=== Records to use ===
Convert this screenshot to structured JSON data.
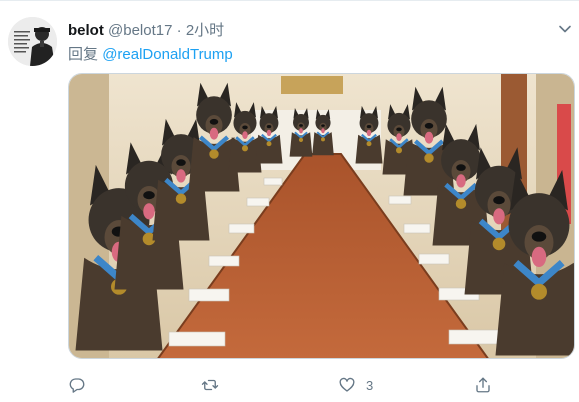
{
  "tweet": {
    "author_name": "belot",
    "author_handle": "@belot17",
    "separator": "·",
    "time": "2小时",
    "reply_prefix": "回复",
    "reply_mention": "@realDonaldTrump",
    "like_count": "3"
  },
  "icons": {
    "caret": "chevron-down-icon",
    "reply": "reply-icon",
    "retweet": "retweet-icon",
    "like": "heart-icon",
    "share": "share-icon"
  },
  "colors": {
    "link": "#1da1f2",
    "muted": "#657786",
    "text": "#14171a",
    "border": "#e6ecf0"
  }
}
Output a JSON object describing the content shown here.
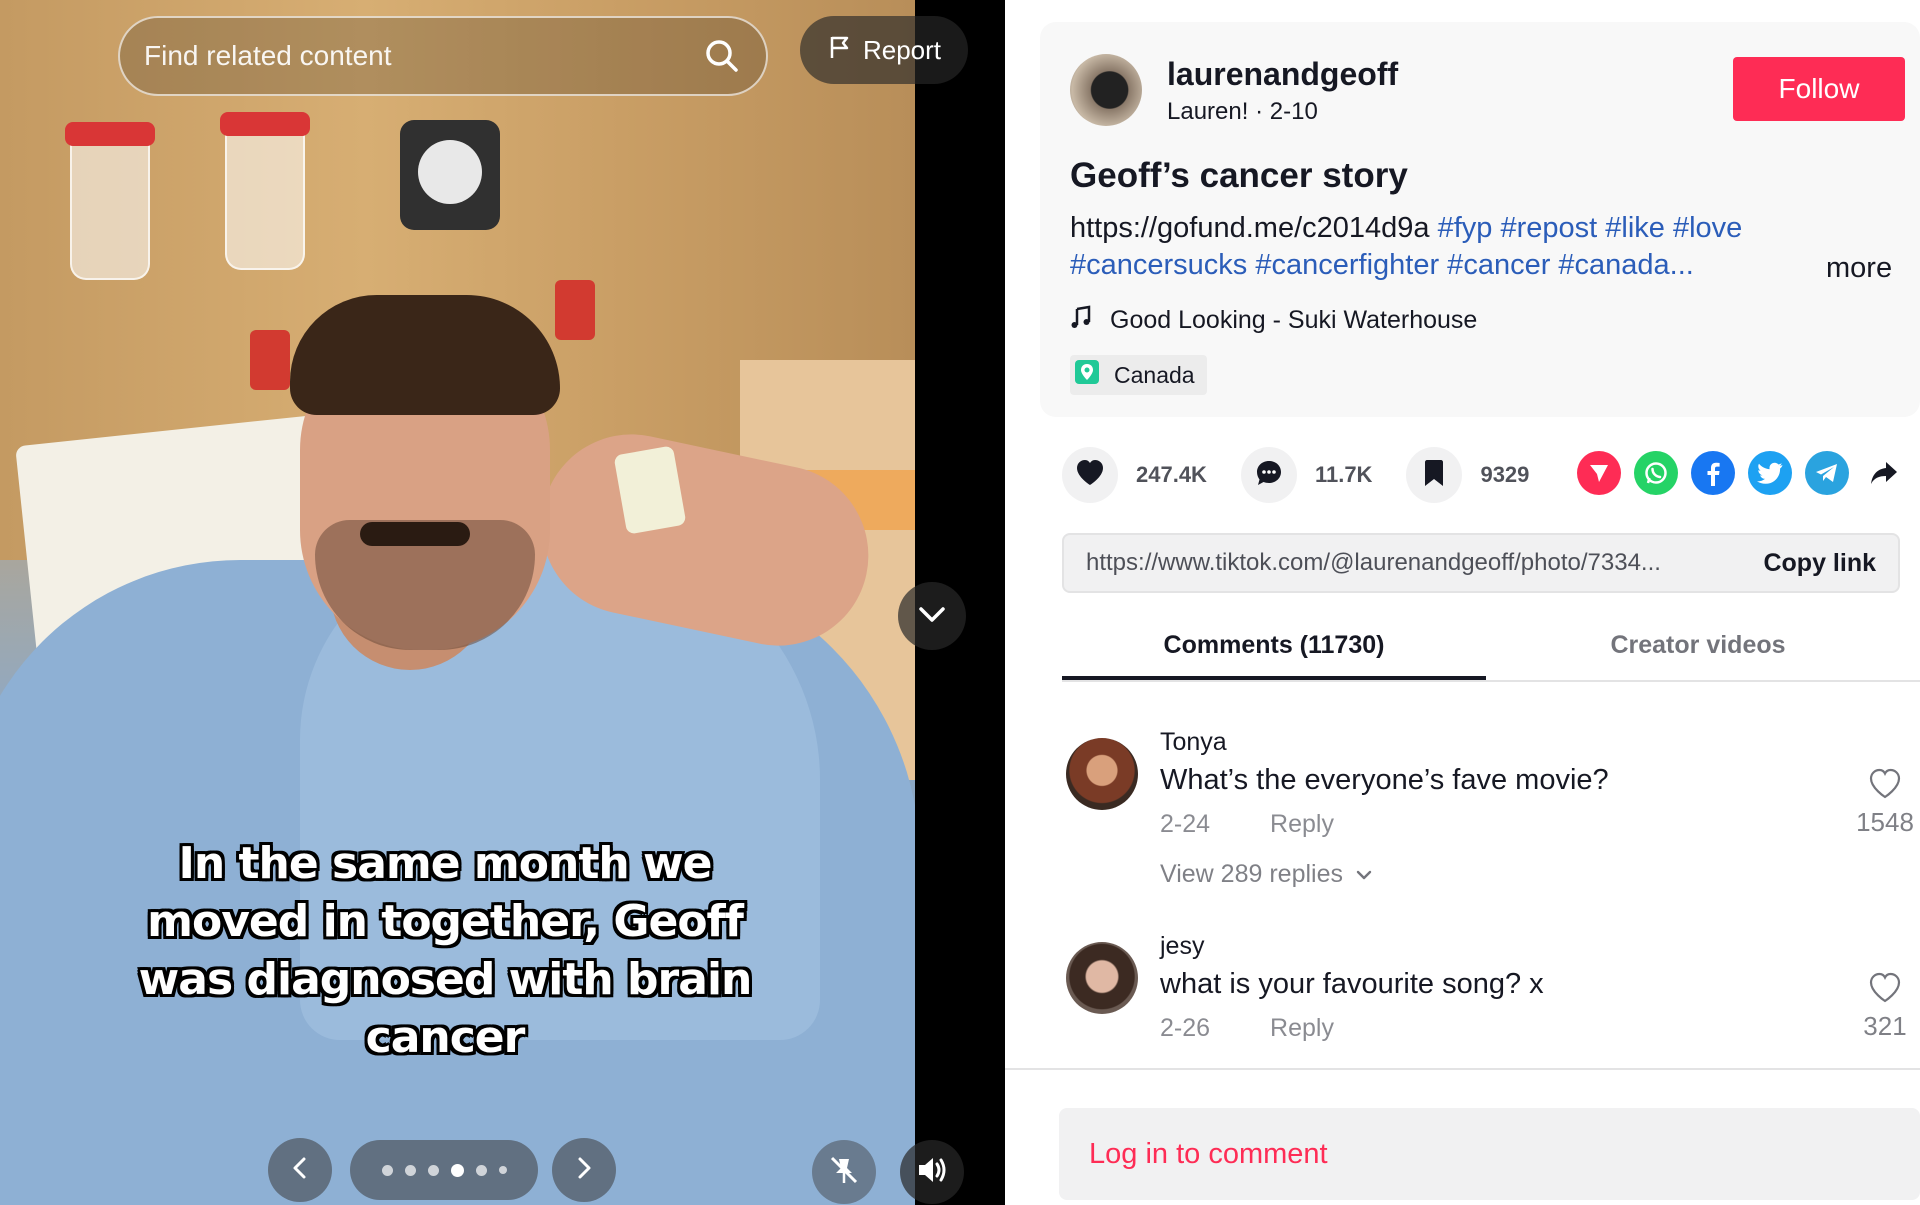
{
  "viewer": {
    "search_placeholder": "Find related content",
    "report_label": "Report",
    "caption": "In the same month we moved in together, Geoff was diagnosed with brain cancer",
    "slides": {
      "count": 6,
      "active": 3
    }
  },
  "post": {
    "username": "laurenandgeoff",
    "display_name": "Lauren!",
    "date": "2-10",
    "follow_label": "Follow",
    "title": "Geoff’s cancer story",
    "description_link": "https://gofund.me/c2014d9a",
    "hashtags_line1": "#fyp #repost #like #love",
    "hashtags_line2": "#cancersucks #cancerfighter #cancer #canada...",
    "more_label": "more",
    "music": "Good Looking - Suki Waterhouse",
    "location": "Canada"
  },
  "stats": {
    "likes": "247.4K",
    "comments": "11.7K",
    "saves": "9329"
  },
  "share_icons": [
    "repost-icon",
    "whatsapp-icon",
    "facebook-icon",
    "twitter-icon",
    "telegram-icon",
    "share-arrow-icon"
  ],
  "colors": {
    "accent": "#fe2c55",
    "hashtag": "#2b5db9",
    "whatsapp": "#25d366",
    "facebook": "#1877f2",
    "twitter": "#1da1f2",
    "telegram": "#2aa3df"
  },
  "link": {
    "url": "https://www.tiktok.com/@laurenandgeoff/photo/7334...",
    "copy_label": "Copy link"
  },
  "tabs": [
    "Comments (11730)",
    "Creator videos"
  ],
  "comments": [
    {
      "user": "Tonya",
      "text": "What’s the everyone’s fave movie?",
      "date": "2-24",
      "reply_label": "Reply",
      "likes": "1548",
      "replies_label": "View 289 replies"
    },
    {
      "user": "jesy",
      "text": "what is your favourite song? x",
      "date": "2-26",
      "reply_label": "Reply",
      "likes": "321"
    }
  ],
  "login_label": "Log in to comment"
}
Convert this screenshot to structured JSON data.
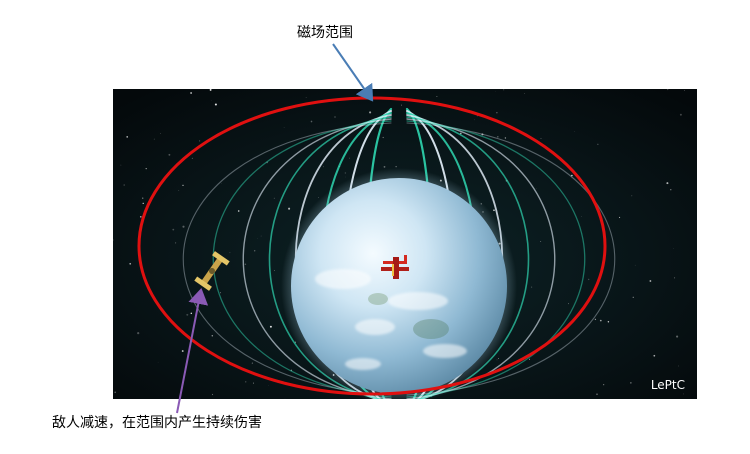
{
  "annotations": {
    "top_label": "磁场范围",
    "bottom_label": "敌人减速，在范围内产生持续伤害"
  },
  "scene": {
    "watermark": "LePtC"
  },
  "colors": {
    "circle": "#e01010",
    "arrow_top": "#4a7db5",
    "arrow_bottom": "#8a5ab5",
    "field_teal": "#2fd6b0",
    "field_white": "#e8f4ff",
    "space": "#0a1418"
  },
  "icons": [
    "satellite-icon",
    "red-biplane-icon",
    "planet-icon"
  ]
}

=== Instruction ===
Copy every line above word for word and exclude the pictures.

=== Finished exercise ===
Convert this screenshot to structured JSON data.
{
  "tweet": {
    "author_name": "belot",
    "author_handle": "@belot17",
    "separator": "·",
    "time": "2小时",
    "reply_prefix": "回复",
    "reply_mention": "@realDonaldTrump",
    "like_count": "3"
  },
  "icons": {
    "caret": "chevron-down-icon",
    "reply": "reply-icon",
    "retweet": "retweet-icon",
    "like": "heart-icon",
    "share": "share-icon"
  },
  "colors": {
    "link": "#1da1f2",
    "muted": "#657786",
    "text": "#14171a",
    "border": "#e6ecf0"
  }
}
Output a JSON object describing the content shown here.
{
  "viewer": {
    "search_placeholder": "Find related content",
    "report_label": "Report",
    "caption": "In the same month we moved in together, Geoff was diagnosed with brain cancer",
    "slides": {
      "count": 6,
      "active": 3
    }
  },
  "post": {
    "username": "laurenandgeoff",
    "display_name": "Lauren!",
    "date": "2-10",
    "follow_label": "Follow",
    "title": "Geoff’s cancer story",
    "description_link": "https://gofund.me/c2014d9a",
    "hashtags_line1": "#fyp #repost #like #love",
    "hashtags_line2": "#cancersucks #cancerfighter #cancer #canada...",
    "more_label": "more",
    "music": "Good Looking - Suki Waterhouse",
    "location": "Canada"
  },
  "stats": {
    "likes": "247.4K",
    "comments": "11.7K",
    "saves": "9329"
  },
  "share_icons": [
    "repost-icon",
    "whatsapp-icon",
    "facebook-icon",
    "twitter-icon",
    "telegram-icon",
    "share-arrow-icon"
  ],
  "colors": {
    "accent": "#fe2c55",
    "hashtag": "#2b5db9",
    "whatsapp": "#25d366",
    "facebook": "#1877f2",
    "twitter": "#1da1f2",
    "telegram": "#2aa3df"
  },
  "link": {
    "url": "https://www.tiktok.com/@laurenandgeoff/photo/7334...",
    "copy_label": "Copy link"
  },
  "tabs": [
    "Comments (11730)",
    "Creator videos"
  ],
  "comments": [
    {
      "user": "Tonya",
      "text": "What’s the everyone’s fave movie?",
      "date": "2-24",
      "reply_label": "Reply",
      "likes": "1548",
      "replies_label": "View 289 replies"
    },
    {
      "user": "jesy",
      "text": "what is your favourite song? x",
      "date": "2-26",
      "reply_label": "Reply",
      "likes": "321"
    }
  ],
  "login_label": "Log in to comment"
}
Convert this screenshot to structured JSON data.
{
  "annotations": {
    "top_label": "磁场范围",
    "bottom_label": "敌人减速，在范围内产生持续伤害"
  },
  "scene": {
    "watermark": "LePtC"
  },
  "colors": {
    "circle": "#e01010",
    "arrow_top": "#4a7db5",
    "arrow_bottom": "#8a5ab5",
    "field_teal": "#2fd6b0",
    "field_white": "#e8f4ff",
    "space": "#0a1418"
  },
  "icons": [
    "satellite-icon",
    "red-biplane-icon",
    "planet-icon"
  ]
}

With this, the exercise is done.